メモ/東日本大震災の被災地域の過去を振り返って1

 東京大学総合研究博物館のホームページ(http://umdb.um.u-tokyo.ac.jp/DChiri/TChiri.htm)に、「2011年3月11日津波被災地域の土地利用変遷」というのが掲載されています。
 これをみると、過去の地形図と空中写真から東日本大震災津波被災地域の過去の土地利用変遷がわかります。(同ホームページには「日本地理学会災害対応本部津波被災マップ作成チーム『2011年3月11日 東北地方太平洋沖地震に伴う被災マップ』より作成」とあります。)
 このうち、陸前高田市の土地利用変遷をみると、戦前は、市街地は山際の限られた地域に集中していたものが、戦後、特に昭和30年代以降に市街地を広げ、海側に拡大していった様子がわかります。

# # # # #

■ 設問:
本文について、次の問いに答えよ。
1. 「2011年3月11日津波被災地域の土地利用変遷」は、どこのホームページに掲載されているか。
2. 被災地域の過去の土地利用変遷は、何からわかるとされているか。
3. 陸前高田市では、戦前、市街地はどこに集中していたか。

# # # # #

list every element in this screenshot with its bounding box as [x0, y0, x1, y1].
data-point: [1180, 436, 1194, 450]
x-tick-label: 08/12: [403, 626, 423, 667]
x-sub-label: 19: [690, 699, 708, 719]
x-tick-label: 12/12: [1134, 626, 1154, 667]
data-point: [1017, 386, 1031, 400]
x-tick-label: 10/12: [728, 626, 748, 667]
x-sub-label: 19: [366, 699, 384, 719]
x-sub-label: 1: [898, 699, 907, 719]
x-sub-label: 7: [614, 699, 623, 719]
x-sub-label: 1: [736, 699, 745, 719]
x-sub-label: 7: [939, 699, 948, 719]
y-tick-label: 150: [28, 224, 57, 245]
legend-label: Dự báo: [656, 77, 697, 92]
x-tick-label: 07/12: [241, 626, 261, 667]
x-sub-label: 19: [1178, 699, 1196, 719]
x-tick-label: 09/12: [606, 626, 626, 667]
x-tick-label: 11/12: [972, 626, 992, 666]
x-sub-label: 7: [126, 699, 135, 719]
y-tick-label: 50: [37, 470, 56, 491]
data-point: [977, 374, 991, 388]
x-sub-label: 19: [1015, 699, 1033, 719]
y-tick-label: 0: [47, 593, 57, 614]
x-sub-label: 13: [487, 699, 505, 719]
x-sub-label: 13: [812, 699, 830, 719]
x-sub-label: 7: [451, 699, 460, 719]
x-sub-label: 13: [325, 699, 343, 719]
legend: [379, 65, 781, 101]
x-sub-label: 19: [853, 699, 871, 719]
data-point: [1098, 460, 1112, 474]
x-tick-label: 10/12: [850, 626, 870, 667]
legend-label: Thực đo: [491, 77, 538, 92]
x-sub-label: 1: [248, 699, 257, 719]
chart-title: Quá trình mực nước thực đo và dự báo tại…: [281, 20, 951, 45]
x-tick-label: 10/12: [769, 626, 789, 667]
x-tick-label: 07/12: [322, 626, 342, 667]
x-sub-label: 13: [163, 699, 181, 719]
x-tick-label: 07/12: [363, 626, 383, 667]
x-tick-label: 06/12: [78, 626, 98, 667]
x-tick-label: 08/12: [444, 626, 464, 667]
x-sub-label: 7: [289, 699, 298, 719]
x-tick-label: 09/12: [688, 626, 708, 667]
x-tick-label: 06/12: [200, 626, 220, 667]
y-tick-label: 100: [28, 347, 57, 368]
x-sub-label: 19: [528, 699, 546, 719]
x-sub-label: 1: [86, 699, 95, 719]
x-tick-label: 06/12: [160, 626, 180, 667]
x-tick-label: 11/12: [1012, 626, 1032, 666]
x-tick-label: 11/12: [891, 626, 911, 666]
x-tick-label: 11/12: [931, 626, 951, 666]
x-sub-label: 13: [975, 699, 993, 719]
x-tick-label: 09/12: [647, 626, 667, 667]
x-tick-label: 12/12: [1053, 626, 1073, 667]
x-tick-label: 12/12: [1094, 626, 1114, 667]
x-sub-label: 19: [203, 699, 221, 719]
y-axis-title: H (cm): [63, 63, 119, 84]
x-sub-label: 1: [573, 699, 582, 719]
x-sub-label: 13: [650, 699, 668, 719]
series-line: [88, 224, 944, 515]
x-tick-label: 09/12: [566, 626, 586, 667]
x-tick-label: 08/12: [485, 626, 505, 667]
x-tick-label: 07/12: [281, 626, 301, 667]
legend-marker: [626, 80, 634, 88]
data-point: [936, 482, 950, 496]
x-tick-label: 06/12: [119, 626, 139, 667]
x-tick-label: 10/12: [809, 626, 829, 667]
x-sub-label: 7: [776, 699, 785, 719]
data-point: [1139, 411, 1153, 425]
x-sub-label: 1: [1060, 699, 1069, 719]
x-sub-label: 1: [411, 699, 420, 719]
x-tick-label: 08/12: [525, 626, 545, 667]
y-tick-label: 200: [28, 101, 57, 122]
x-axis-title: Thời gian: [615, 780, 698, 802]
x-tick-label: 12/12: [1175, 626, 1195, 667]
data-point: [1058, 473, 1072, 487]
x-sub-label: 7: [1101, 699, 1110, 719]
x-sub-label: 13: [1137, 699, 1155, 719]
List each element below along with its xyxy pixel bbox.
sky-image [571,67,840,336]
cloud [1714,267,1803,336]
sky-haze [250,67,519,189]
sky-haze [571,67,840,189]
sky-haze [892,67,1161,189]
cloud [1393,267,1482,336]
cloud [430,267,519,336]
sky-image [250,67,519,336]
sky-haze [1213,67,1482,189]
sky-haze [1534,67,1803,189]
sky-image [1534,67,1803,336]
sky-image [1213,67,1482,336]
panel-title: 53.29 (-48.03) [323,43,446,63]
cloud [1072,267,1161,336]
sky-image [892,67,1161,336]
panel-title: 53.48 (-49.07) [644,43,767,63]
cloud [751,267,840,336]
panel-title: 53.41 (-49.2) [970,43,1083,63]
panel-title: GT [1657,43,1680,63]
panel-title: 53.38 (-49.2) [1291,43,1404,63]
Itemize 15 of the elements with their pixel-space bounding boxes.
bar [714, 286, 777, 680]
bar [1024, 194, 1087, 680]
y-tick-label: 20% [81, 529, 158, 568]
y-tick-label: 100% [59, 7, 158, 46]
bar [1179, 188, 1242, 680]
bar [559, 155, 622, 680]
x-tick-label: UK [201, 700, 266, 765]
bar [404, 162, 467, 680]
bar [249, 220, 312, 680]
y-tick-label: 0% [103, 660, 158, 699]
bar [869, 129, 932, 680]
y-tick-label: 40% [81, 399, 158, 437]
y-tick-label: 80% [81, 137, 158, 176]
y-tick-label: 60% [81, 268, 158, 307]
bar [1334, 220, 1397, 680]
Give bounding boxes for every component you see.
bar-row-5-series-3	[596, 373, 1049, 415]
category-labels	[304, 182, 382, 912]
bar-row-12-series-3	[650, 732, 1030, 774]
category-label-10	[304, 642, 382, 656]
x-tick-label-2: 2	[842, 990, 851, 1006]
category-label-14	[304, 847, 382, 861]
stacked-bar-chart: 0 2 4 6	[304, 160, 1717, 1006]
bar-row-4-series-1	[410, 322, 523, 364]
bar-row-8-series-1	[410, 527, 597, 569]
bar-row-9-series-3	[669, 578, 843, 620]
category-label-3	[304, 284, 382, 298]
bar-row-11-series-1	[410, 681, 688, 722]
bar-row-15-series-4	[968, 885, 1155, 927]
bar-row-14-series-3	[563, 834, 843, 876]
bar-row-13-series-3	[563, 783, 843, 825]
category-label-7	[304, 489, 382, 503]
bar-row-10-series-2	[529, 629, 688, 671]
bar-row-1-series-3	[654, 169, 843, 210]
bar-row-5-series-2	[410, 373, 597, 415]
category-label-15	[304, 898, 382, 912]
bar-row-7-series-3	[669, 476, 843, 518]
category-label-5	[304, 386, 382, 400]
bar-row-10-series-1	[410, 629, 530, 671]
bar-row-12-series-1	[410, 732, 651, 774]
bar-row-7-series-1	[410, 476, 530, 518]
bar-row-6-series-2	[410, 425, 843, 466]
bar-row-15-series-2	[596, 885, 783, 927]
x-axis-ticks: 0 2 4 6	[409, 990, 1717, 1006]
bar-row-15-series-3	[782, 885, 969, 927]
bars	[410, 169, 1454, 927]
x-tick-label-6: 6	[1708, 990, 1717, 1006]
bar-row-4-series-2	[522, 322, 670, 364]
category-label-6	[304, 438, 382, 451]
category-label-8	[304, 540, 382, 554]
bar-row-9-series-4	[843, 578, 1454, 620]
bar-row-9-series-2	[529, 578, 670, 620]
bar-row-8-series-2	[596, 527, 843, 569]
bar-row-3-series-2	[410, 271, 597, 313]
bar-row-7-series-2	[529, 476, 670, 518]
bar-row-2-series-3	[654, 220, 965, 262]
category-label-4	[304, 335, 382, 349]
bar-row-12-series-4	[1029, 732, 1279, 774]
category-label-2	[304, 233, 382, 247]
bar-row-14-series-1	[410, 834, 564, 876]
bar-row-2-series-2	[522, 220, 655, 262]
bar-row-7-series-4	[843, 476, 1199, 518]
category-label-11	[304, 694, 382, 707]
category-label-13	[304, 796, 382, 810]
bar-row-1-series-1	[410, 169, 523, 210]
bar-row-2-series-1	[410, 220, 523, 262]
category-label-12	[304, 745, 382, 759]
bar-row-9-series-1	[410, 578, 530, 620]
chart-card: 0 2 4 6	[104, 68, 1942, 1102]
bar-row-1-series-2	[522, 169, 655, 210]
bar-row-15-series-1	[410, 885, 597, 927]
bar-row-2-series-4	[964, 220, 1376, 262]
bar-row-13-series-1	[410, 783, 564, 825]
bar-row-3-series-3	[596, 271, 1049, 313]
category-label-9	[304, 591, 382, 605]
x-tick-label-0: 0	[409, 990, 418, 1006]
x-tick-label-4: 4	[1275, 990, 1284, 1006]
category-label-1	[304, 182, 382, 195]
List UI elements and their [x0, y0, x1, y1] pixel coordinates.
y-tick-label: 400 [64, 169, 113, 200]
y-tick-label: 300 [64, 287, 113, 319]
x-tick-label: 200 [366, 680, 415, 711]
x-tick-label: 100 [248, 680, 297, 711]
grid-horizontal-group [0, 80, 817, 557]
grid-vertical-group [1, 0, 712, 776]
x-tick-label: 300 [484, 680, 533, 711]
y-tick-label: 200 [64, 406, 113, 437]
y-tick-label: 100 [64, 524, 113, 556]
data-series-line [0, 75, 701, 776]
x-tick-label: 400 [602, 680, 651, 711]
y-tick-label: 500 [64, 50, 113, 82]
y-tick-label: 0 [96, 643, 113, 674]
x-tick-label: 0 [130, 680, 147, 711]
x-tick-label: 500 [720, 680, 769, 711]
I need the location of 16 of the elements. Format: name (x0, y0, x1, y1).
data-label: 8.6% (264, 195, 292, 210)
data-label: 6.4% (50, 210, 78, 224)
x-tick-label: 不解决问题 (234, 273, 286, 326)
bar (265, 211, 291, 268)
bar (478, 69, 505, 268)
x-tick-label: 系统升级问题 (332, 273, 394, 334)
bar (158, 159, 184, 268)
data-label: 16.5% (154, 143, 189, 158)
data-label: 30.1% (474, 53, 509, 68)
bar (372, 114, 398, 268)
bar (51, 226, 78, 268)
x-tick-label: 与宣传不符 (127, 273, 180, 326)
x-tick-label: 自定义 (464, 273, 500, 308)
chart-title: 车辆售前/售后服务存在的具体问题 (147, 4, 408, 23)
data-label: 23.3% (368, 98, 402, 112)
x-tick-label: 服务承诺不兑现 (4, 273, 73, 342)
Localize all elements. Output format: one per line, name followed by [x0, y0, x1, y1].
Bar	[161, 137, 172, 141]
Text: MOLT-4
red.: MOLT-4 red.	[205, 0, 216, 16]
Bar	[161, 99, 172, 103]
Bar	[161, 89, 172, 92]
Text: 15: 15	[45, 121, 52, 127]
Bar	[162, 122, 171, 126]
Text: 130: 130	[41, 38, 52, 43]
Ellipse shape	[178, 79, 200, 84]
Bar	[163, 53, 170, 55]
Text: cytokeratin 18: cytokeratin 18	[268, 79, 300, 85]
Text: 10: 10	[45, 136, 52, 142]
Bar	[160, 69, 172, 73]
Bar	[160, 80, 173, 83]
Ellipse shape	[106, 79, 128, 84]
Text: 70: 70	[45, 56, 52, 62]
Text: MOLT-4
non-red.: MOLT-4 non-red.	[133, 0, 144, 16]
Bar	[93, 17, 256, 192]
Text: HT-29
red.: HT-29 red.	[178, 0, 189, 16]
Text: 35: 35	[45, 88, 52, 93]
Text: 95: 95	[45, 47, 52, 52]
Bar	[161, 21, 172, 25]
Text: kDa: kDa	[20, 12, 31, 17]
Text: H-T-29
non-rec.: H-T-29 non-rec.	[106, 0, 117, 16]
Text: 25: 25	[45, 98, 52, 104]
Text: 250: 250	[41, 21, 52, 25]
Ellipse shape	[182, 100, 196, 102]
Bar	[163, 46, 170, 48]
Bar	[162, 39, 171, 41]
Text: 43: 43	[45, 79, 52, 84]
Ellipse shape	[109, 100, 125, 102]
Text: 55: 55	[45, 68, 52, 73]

# # # # #

■ 解答:
1. 東京大学総合研究博物館のホームページ
2. 過去の地形図と空中写真
3. 山際の限られた地域